- [Problem statement]: Below is a block of records; return all of them exactly, but without the images.

- [Extracted entries]:
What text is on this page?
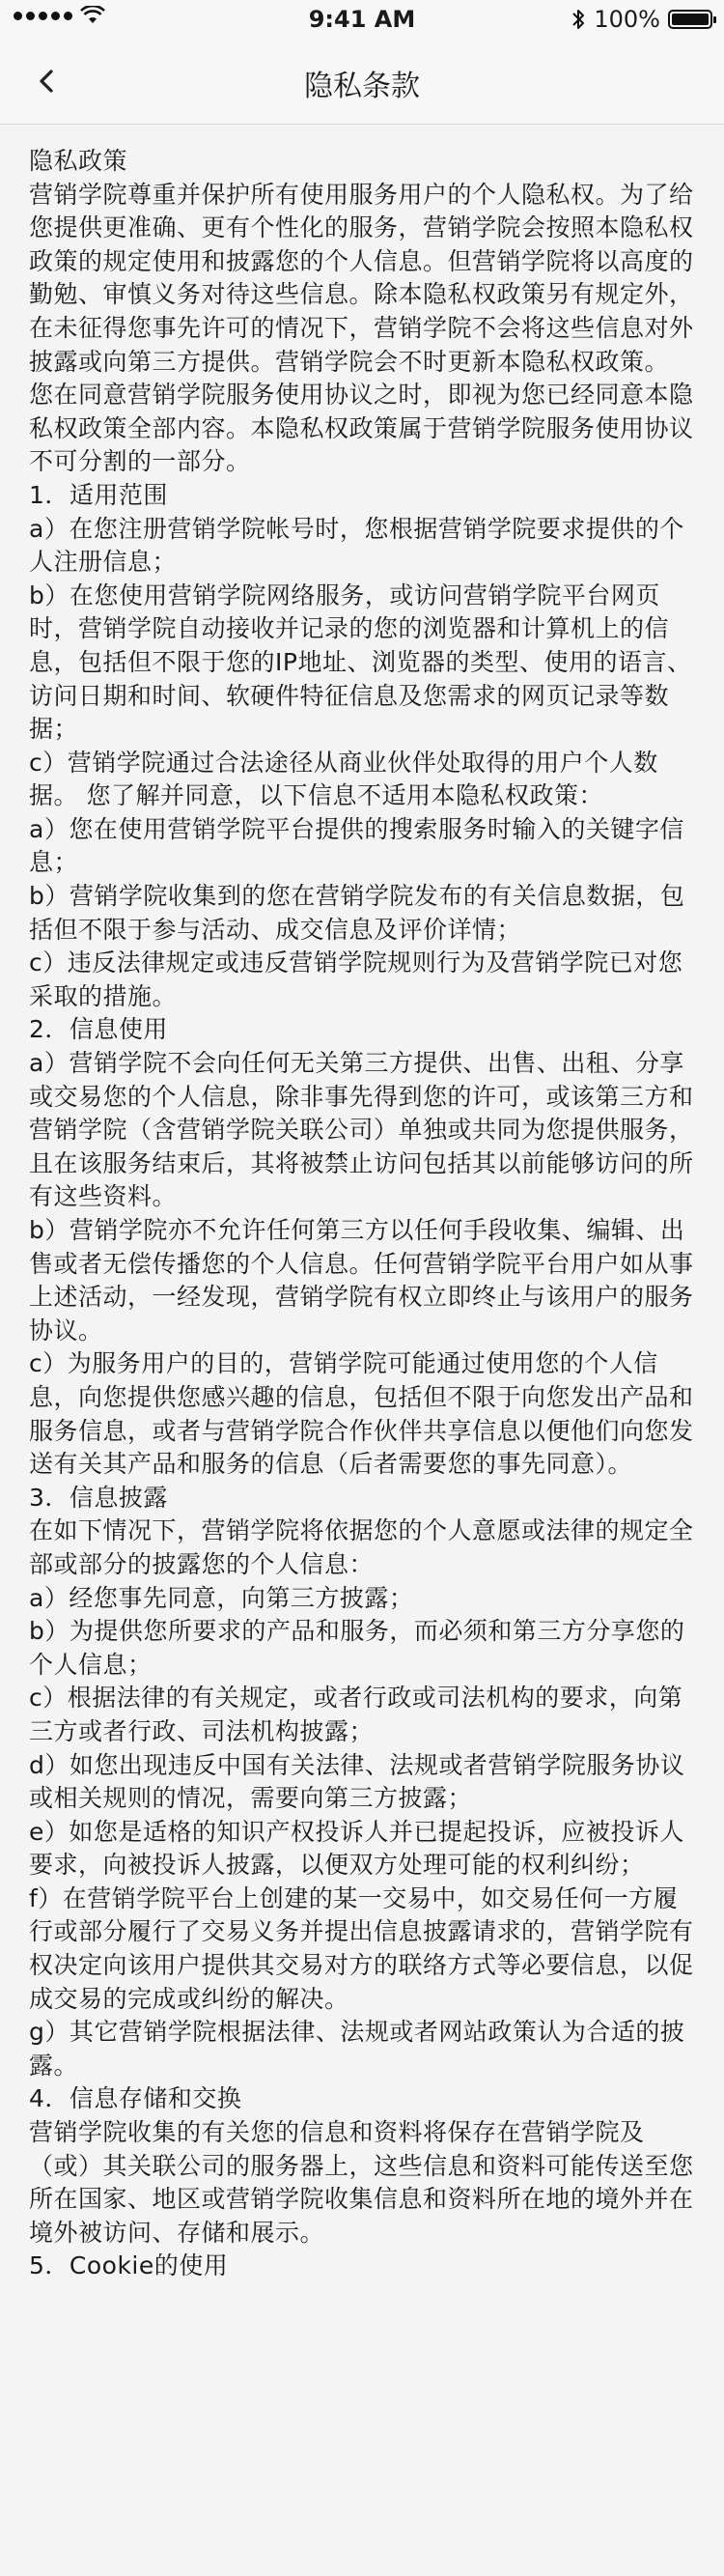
9:41 AM	100%
隐私条款

隐私政策

营销学院尊重并保护所有使用服务用户的个人隐私权。为了给您提供更准确、更有个性化的服务，营销学院会按照本隐私权政策的规定使用和披露您的个人信息。但营销学院将以高度的勤勉、审慎义务对待这些信息。除本隐私权政策另有规定外，在未征得您事先许可的情况下，营销学院不会将这些信息对外披露或向第三方提供。营销学院会不时更新本隐私权政策。 您在同意营销学院服务使用协议之时，即视为您已经同意本隐私权政策全部内容。本隐私权政策属于营销学院服务使用协议不可分割的一部分。

1．适用范围

a）在您注册营销学院帐号时，您根据营销学院要求提供的个人注册信息；

b）在您使用营销学院网络服务，或访问营销学院平台网页时，营销学院自动接收并记录的您的浏览器和计算机上的信息，包括但不限于您的IP地址、浏览器的类型、使用的语言、访问日期和时间、软硬件特征信息及您需求的网页记录等数据；

c）营销学院通过合法途径从商业伙伴处取得的用户个人数据。 您了解并同意，以下信息不适用本隐私权政策：

a）您在使用营销学院平台提供的搜索服务时输入的关键字信息；

b）营销学院收集到的您在营销学院发布的有关信息数据，包括但不限于参与活动、成交信息及评价详情；

c）违反法律规定或违反营销学院规则行为及营销学院已对您采取的措施。

2．信息使用

a）营销学院不会向任何无关第三方提供、出售、出租、分享或交易您的个人信息，除非事先得到您的许可，或该第三方和营销学院（含营销学院关联公司）单独或共同为您提供服务，且在该服务结束后，其将被禁止访问包括其以前能够访问的所有这些资料。

b）营销学院亦不允许任何第三方以任何手段收集、编辑、出售或者无偿传播您的个人信息。任何营销学院平台用户如从事上述活动，一经发现，营销学院有权立即终止与该用户的服务协议。

c）为服务用户的目的，营销学院可能通过使用您的个人信息，向您提供您感兴趣的信息，包括但不限于向您发出产品和服务信息，或者与营销学院合作伙伴共享信息以便他们向您发送有关其产品和服务的信息（后者需要您的事先同意）。

3．信息披露

在如下情况下，营销学院将依据您的个人意愿或法律的规定全部或部分的披露您的个人信息：

a）经您事先同意，向第三方披露；

b）为提供您所要求的产品和服务，而必须和第三方分享您的个人信息；

c）根据法律的有关规定，或者行政或司法机构的要求，向第三方或者行政、司法机构披露；

d）如您出现违反中国有关法律、法规或者营销学院服务协议或相关规则的情况，需要向第三方披露；

e）如您是适格的知识产权投诉人并已提起投诉，应被投诉人要求，向被投诉人披露，以便双方处理可能的权利纠纷；

f）在营销学院平台上创建的某一交易中，如交易任何一方履行或部分履行了交易义务并提出信息披露请求的，营销学院有权决定向该用户提供其交易对方的联络方式等必要信息，以促成交易的完成或纠纷的解决。

g）其它营销学院根据法律、法规或者网站政策认为合适的披露。

4．信息存储和交换

营销学院收集的有关您的信息和资料将保存在营销学院及（或）其关联公司的服务器上，这些信息和资料可能传送至您所在国家、地区或营销学院收集信息和资料所在地的境外并在境外被访问、存储和展示。

5．Cookie的使用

- [Answer to this exercise]:
What text is on this page?
9:41 AM	100%
隐私条款

隐私政策

营销学院尊重并保护所有使用服务用户的个人隐私权。为了给您提供更准确、更有个性化的服务，营销学院会按照本隐私权政策的规定使用和披露您的个人信息。但营销学院将以高度的勤勉、审慎义务对待这些信息。除本隐私权政策另有规定外，在未征得您事先许可的情况下，营销学院不会将这些信息对外披露或向第三方提供。营销学院会不时更新本隐私权政策。 您在同意营销学院服务使用协议之时，即视为您已经同意本隐私权政策全部内容。本隐私权政策属于营销学院服务使用协议不可分割的一部分。

1．适用范围

a）在您注册营销学院帐号时，您根据营销学院要求提供的个人注册信息；

b）在您使用营销学院网络服务，或访问营销学院平台网页时，营销学院自动接收并记录的您的浏览器和计算机上的信息，包括但不限于您的IP地址、浏览器的类型、使用的语言、访问日期和时间、软硬件特征信息及您需求的网页记录等数据；

c）营销学院通过合法途径从商业伙伴处取得的用户个人数据。 您了解并同意，以下信息不适用本隐私权政策：

a）您在使用营销学院平台提供的搜索服务时输入的关键字信息；

b）营销学院收集到的您在营销学院发布的有关信息数据，包括但不限于参与活动、成交信息及评价详情；

c）违反法律规定或违反营销学院规则行为及营销学院已对您采取的措施。

2．信息使用

a）营销学院不会向任何无关第三方提供、出售、出租、分享或交易您的个人信息，除非事先得到您的许可，或该第三方和营销学院（含营销学院关联公司）单独或共同为您提供服务，且在该服务结束后，其将被禁止访问包括其以前能够访问的所有这些资料。

b）营销学院亦不允许任何第三方以任何手段收集、编辑、出售或者无偿传播您的个人信息。任何营销学院平台用户如从事上述活动，一经发现，营销学院有权立即终止与该用户的服务协议。

c）为服务用户的目的，营销学院可能通过使用您的个人信息，向您提供您感兴趣的信息，包括但不限于向您发出产品和服务信息，或者与营销学院合作伙伴共享信息以便他们向您发送有关其产品和服务的信息（后者需要您的事先同意）。

3．信息披露

在如下情况下，营销学院将依据您的个人意愿或法律的规定全部或部分的披露您的个人信息：

a）经您事先同意，向第三方披露；

b）为提供您所要求的产品和服务，而必须和第三方分享您的个人信息；

c）根据法律的有关规定，或者行政或司法机构的要求，向第三方或者行政、司法机构披露；

d）如您出现违反中国有关法律、法规或者营销学院服务协议或相关规则的情况，需要向第三方披露；

e）如您是适格的知识产权投诉人并已提起投诉，应被投诉人要求，向被投诉人披露，以便双方处理可能的权利纠纷；

f）在营销学院平台上创建的某一交易中，如交易任何一方履行或部分履行了交易义务并提出信息披露请求的，营销学院有权决定向该用户提供其交易对方的联络方式等必要信息，以促成交易的完成或纠纷的解决。

g）其它营销学院根据法律、法规或者网站政策认为合适的披露。

4．信息存储和交换

营销学院收集的有关您的信息和资料将保存在营销学院及（或）其关联公司的服务器上，这些信息和资料可能传送至您所在国家、地区或营销学院收集信息和资料所在地的境外并在境外被访问、存储和展示。

5．Cookie的使用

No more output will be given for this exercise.